-- Start --
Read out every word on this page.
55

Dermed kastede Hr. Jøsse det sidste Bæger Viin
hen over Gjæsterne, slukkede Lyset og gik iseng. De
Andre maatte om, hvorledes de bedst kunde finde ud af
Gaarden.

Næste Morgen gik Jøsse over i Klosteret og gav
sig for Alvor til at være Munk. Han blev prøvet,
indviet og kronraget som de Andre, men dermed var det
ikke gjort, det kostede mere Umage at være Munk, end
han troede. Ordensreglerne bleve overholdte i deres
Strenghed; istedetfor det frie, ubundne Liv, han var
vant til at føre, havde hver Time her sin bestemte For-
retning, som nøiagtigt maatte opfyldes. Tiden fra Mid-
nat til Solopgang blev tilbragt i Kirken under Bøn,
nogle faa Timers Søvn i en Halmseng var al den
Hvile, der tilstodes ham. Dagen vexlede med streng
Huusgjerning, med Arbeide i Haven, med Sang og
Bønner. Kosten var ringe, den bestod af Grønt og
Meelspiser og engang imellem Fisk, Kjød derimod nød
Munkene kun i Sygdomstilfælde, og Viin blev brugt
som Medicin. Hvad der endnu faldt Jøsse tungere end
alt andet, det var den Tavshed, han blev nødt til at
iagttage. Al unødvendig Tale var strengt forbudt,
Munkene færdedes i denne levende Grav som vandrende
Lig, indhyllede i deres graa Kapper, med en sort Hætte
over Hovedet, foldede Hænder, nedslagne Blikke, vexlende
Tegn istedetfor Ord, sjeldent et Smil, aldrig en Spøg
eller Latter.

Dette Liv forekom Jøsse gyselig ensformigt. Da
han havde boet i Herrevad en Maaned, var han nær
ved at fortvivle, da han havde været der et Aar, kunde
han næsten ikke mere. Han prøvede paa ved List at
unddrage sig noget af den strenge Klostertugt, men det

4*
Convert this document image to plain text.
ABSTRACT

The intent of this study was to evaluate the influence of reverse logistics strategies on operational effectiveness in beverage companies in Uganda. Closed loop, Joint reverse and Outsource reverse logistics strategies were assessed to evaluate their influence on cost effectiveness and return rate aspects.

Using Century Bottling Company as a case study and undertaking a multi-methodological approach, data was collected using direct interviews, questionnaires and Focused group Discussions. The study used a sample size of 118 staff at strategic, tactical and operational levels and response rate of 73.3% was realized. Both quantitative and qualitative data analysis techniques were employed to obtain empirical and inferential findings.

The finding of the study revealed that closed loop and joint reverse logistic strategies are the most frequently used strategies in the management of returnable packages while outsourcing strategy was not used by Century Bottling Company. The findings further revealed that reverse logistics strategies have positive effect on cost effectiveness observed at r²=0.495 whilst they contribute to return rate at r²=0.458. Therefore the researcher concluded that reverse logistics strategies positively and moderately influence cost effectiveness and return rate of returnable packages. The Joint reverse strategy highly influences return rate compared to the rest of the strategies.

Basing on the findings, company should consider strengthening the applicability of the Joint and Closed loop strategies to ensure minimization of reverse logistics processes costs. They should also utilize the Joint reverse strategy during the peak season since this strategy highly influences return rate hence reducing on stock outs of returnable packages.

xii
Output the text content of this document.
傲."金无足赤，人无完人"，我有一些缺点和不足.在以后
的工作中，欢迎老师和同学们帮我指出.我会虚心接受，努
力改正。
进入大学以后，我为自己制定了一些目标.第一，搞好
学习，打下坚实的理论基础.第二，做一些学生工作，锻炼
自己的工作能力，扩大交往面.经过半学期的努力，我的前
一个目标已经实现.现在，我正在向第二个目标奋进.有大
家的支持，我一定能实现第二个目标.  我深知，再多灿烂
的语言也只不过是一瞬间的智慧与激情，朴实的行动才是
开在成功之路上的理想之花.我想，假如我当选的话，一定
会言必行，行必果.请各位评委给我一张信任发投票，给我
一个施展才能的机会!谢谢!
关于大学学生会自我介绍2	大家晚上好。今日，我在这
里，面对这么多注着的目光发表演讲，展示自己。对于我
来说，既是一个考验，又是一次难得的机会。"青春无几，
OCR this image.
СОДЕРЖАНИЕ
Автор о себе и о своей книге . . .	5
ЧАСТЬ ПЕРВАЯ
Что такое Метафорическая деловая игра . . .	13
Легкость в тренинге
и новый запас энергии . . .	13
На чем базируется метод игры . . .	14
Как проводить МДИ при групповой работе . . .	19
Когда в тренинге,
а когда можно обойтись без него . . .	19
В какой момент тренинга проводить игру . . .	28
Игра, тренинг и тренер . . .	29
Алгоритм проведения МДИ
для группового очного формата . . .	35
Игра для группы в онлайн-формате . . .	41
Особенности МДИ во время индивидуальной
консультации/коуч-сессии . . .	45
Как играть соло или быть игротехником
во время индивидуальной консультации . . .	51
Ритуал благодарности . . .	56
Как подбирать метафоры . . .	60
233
-- End --
### WRITTEN REQUEST
All entries must be repeated verbatim.

### ANSWER TO THE EXERCISE
Read out every word on this page.
55

Dermed kastede Hr. Jøsse det sidste Bæger Viin
hen over Gjæsterne, slukkede Lyset og gik iseng. De
Andre maatte om, hvorledes de bedst kunde finde ud af
Gaarden.

Næste Morgen gik Jøsse over i Klosteret og gav
sig for Alvor til at være Munk. Han blev prøvet,
indviet og kronraget som de Andre, men dermed var det
ikke gjort, det kostede mere Umage at være Munk, end
han troede. Ordensreglerne bleve overholdte i deres
Strenghed; istedetfor det frie, ubundne Liv, han var
vant til at føre, havde hver Time her sin bestemte For-
retning, som nøiagtigt maatte opfyldes. Tiden fra Mid-
nat til Solopgang blev tilbragt i Kirken under Bøn,
nogle faa Timers Søvn i en Halmseng var al den
Hvile, der tilstodes ham. Dagen vexlede med streng
Huusgjerning, med Arbeide i Haven, med Sang og
Bønner. Kosten var ringe, den bestod af Grønt og
Meelspiser og engang imellem Fisk, Kjød derimod nød
Munkene kun i Sygdomstilfælde, og Viin blev brugt
som Medicin. Hvad der endnu faldt Jøsse tungere end
alt andet, det var den Tavshed, han blev nødt til at
iagttage. Al unødvendig Tale var strengt forbudt,
Munkene færdedes i denne levende Grav som vandrende
Lig, indhyllede i deres graa Kapper, med en sort Hætte
over Hovedet, foldede Hænder, nedslagne Blikke, vexlende
Tegn istedetfor Ord, sjeldent et Smil, aldrig en Spøg
eller Latter.

Dette Liv forekom Jøsse gyselig ensformigt. Da
han havde boet i Herrevad en Maaned, var han nær
ved at fortvivle, da han havde været der et Aar, kunde
han næsten ikke mere. Han prøvede paa ved List at
unddrage sig noget af den strenge Klostertugt, men det

4*
Convert this document image to plain text.
ABSTRACT

The intent of this study was to evaluate the influence of reverse logistics strategies on operational effectiveness in beverage companies in Uganda. Closed loop, Joint reverse and Outsource reverse logistics strategies were assessed to evaluate their influence on cost effectiveness and return rate aspects.

Using Century Bottling Company as a case study and undertaking a multi-methodological approach, data was collected using direct interviews, questionnaires and Focused group Discussions. The study used a sample size of 118 staff at strategic, tactical and operational levels and response rate of 73.3% was realized. Both quantitative and qualitative data analysis techniques were employed to obtain empirical and inferential findings.

The finding of the study revealed that closed loop and joint reverse logistic strategies are the most frequently used strategies in the management of returnable packages while outsourcing strategy was not used by Century Bottling Company. The findings further revealed that reverse logistics strategies have positive effect on cost effectiveness observed at r²=0.495 whilst they contribute to return rate at r²=0.458. Therefore the researcher concluded that reverse logistics strategies positively and moderately influence cost effectiveness and return rate of returnable packages. The Joint reverse strategy highly influences return rate compared to the rest of the strategies.

Basing on the findings, company should consider strengthening the applicability of the Joint and Closed loop strategies to ensure minimization of reverse logistics processes costs. They should also utilize the Joint reverse strategy during the peak season since this strategy highly influences return rate hence reducing on stock outs of returnable packages.

xii
Output the text content of this document.
傲."金无足赤，人无完人"，我有一些缺点和不足.在以后
的工作中，欢迎老师和同学们帮我指出.我会虚心接受，努
力改正。
进入大学以后，我为自己制定了一些目标.第一，搞好
学习，打下坚实的理论基础.第二，做一些学生工作，锻炼
自己的工作能力，扩大交往面.经过半学期的努力，我的前
一个目标已经实现.现在，我正在向第二个目标奋进.有大
家的支持，我一定能实现第二个目标.  我深知，再多灿烂
的语言也只不过是一瞬间的智慧与激情，朴实的行动才是
开在成功之路上的理想之花.我想，假如我当选的话，一定
会言必行，行必果.请各位评委给我一张信任发投票，给我
一个施展才能的机会!谢谢!
关于大学学生会自我介绍2	大家晚上好。今日，我在这
里，面对这么多注着的目光发表演讲，展示自己。对于我
来说，既是一个考验，又是一次难得的机会。"青春无几，
OCR this image.
СОДЕРЖАНИЕ
Автор о себе и о своей книге . . .	5
ЧАСТЬ ПЕРВАЯ
Что такое Метафорическая деловая игра . . .	13
Легкость в тренинге
и новый запас энергии . . .	13
На чем базируется метод игры . . .	14
Как проводить МДИ при групповой работе . . .	19
Когда в тренинге,
а когда можно обойтись без него . . .	19
В какой момент тренинга проводить игру . . .	28
Игра, тренинг и тренер . . .	29
Алгоритм проведения МДИ
для группового очного формата . . .	35
Игра для группы в онлайн-формате . . .	41
Особенности МДИ во время индивидуальной
консультации/коуч-сессии . . .	45
Как играть соло или быть игротехником
во время индивидуальной консультации . . .	51
Ритуал благодарности . . .	56
Как подбирать метафоры . . .	60
233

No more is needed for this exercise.